━━━━━ Data ━━━━━

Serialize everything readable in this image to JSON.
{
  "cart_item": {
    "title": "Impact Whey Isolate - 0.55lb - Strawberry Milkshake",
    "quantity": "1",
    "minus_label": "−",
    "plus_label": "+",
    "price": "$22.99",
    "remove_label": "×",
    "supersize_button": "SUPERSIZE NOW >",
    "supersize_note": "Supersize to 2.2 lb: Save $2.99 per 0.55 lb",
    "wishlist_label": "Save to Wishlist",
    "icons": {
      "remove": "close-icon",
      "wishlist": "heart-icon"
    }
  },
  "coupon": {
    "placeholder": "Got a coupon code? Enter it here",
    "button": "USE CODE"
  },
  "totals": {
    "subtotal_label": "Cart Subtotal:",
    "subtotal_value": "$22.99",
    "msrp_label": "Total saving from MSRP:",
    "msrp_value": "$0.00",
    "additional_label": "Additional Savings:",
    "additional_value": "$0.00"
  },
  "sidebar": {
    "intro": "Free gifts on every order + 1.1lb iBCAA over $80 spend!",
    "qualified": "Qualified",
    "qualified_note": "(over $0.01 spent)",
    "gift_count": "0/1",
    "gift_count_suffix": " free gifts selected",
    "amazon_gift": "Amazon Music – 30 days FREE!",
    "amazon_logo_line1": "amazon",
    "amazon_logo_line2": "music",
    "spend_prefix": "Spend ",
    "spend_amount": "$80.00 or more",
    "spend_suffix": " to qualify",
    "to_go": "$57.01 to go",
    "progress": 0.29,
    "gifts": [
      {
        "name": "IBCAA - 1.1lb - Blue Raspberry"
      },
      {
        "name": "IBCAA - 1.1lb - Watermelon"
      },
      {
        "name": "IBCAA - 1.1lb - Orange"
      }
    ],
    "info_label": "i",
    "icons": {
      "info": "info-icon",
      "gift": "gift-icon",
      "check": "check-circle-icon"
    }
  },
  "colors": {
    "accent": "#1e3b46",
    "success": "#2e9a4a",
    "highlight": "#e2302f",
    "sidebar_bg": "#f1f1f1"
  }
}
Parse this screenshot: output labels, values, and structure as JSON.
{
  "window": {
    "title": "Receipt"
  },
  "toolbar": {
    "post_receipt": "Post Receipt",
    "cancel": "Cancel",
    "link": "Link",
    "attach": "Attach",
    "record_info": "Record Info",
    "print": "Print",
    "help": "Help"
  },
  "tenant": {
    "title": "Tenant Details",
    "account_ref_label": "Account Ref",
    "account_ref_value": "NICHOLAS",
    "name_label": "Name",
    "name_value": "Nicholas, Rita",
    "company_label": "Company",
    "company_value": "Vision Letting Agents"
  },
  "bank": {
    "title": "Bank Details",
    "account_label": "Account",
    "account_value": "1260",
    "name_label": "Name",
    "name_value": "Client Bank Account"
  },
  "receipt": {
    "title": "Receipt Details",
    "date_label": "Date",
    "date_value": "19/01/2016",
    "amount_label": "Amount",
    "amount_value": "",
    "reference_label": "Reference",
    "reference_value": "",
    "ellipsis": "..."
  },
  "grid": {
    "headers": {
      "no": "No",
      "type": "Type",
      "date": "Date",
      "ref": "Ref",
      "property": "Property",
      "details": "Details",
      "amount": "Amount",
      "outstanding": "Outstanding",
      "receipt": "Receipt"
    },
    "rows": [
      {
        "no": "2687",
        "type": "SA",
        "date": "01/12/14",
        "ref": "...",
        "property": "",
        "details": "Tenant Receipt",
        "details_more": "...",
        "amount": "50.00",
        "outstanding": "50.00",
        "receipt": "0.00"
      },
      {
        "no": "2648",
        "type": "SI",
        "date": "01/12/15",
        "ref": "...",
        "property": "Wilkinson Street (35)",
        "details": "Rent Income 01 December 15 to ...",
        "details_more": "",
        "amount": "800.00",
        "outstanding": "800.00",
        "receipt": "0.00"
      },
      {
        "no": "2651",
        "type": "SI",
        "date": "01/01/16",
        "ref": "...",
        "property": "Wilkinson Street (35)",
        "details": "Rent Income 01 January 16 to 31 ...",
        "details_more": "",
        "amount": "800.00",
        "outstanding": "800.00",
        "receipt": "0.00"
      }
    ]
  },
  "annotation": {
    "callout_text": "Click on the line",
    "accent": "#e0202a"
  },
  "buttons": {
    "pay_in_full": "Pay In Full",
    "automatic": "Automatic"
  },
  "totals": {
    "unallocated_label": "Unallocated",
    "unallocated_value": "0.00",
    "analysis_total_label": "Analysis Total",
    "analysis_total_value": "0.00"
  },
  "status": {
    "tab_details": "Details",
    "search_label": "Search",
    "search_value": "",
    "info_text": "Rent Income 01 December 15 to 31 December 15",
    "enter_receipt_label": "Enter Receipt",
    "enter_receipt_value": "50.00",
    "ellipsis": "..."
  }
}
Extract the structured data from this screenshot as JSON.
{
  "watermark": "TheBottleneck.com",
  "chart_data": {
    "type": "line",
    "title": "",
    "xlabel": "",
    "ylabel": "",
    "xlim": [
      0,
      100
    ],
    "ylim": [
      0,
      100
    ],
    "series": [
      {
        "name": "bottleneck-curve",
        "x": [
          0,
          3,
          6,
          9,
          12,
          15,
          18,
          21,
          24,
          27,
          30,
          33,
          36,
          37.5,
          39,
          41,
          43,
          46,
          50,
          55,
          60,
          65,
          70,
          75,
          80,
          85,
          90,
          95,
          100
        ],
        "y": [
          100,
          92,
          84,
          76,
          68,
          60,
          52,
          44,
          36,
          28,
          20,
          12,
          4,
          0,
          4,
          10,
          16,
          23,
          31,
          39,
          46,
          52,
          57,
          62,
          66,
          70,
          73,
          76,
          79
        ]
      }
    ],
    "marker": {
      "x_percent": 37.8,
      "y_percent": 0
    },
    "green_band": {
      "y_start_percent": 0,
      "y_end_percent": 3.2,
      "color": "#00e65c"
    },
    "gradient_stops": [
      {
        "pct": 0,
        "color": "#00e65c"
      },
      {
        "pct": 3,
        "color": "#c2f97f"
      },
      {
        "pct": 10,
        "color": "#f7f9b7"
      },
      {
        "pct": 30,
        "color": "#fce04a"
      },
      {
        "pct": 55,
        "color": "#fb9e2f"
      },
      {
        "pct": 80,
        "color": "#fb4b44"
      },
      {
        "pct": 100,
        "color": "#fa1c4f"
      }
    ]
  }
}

━━━━━

Check every line for "Rent" and show the ones that have it.

        "details": "Rent Income 01 December 15 to ...",
        "details": "Rent Income 01 January 16 to 31 ...",
    "info_text": "Rent Income 01 December 15 to 31 December 15",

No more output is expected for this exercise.